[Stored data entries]
— Start —
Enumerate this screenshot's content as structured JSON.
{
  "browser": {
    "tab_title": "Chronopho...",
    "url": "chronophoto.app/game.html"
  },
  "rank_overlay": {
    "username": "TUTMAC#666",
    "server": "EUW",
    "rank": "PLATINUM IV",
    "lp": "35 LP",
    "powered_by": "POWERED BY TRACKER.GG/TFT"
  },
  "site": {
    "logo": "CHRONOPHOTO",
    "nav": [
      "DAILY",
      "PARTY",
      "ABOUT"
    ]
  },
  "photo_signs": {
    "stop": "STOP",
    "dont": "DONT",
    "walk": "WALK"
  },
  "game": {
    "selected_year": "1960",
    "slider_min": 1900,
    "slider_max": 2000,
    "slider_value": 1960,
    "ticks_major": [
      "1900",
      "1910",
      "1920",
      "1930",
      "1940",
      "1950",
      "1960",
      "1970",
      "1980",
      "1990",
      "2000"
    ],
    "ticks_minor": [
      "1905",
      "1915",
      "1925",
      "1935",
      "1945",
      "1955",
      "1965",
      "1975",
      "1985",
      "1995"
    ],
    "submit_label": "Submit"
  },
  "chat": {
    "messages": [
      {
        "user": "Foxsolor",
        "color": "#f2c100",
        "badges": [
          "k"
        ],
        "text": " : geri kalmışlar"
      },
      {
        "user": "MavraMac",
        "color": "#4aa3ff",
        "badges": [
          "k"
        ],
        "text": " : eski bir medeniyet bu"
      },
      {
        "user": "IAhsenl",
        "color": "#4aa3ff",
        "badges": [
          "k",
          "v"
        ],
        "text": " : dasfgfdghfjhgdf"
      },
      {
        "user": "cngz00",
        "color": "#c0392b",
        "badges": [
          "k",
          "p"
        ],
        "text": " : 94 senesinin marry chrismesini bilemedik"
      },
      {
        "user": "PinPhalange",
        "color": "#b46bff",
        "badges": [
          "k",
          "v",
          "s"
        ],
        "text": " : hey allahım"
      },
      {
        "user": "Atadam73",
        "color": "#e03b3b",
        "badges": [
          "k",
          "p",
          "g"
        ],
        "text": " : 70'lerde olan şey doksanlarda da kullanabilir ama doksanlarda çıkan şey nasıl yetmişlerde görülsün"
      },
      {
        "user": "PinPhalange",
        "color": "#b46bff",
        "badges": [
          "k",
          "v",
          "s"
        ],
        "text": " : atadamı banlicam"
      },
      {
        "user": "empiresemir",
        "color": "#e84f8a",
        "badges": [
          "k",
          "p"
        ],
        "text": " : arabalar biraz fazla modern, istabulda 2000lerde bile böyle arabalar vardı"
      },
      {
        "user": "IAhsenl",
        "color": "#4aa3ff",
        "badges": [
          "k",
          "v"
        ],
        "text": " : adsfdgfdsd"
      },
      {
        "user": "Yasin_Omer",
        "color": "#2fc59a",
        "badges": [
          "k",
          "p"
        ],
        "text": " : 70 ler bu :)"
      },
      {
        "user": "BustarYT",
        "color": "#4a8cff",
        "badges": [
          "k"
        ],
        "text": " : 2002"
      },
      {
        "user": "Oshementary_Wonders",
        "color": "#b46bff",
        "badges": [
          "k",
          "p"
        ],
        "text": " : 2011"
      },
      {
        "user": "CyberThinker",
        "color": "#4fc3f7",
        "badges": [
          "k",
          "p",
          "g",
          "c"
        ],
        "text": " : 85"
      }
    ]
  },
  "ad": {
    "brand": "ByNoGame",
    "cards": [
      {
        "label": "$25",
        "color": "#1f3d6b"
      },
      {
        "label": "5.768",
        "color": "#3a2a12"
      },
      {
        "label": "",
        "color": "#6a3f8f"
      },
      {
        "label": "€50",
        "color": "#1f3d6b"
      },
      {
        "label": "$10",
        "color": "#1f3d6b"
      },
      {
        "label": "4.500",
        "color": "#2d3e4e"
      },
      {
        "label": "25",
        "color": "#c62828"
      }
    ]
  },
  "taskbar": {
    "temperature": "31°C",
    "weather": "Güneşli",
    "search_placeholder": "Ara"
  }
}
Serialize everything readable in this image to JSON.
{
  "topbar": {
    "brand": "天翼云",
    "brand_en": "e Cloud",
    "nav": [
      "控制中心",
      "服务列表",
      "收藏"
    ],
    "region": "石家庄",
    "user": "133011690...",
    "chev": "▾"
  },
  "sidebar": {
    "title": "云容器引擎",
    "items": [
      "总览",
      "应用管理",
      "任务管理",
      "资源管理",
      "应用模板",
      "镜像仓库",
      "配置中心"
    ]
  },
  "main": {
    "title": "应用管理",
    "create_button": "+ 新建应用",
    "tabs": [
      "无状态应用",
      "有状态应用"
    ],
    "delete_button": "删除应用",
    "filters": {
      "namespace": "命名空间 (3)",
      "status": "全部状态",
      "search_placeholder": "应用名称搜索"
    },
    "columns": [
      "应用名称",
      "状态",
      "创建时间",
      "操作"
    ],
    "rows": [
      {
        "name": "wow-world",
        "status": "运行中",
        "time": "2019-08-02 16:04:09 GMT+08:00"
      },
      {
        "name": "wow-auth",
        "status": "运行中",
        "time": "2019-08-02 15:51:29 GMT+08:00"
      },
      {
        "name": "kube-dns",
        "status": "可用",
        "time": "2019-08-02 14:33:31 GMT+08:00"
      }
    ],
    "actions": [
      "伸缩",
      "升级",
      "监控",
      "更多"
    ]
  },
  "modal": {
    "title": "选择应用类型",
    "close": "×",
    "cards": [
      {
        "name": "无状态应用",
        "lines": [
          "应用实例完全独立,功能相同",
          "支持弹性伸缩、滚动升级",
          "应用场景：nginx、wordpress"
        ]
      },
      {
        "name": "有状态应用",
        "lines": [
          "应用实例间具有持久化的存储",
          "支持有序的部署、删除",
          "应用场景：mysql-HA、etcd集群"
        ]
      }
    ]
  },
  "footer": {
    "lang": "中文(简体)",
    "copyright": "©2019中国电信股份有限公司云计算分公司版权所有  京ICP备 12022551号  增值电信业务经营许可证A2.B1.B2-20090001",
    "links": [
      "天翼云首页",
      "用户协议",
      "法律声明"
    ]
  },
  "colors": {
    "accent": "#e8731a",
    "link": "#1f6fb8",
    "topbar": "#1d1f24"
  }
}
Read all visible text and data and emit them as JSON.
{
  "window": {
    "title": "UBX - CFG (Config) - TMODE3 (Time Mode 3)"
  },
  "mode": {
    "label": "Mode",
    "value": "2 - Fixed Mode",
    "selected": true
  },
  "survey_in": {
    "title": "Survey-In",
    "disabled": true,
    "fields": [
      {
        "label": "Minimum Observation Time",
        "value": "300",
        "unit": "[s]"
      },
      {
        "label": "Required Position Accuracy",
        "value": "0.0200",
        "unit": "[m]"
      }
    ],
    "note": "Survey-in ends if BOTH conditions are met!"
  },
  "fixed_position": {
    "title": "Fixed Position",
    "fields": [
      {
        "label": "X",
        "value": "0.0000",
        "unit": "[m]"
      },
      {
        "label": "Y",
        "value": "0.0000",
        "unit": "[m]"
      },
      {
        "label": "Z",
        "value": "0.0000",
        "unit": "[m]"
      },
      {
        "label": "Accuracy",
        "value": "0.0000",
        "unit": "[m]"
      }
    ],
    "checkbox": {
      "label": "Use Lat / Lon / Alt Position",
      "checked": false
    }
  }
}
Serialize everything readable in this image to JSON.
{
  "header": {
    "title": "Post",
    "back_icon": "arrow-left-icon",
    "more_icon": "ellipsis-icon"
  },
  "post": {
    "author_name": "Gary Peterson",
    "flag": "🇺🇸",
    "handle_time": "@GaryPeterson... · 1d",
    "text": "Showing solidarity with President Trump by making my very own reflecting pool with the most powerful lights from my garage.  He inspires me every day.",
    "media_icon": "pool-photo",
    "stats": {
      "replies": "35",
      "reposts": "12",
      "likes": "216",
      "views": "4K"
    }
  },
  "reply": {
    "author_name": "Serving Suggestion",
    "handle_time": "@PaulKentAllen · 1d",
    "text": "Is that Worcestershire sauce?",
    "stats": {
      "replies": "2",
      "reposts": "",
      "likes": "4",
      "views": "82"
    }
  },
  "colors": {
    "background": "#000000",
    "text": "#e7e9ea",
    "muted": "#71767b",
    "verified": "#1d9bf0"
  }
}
— End —
▶ _Task_
Copy each line of the listing that holds the word "pool".

▶ _Answer to the task_
    "text": "Showing solidarity with President Trump by making my very own reflecting pool with the most powerful lights from my garage.  He inspires me every day.",
    "media_icon": "pool-photo",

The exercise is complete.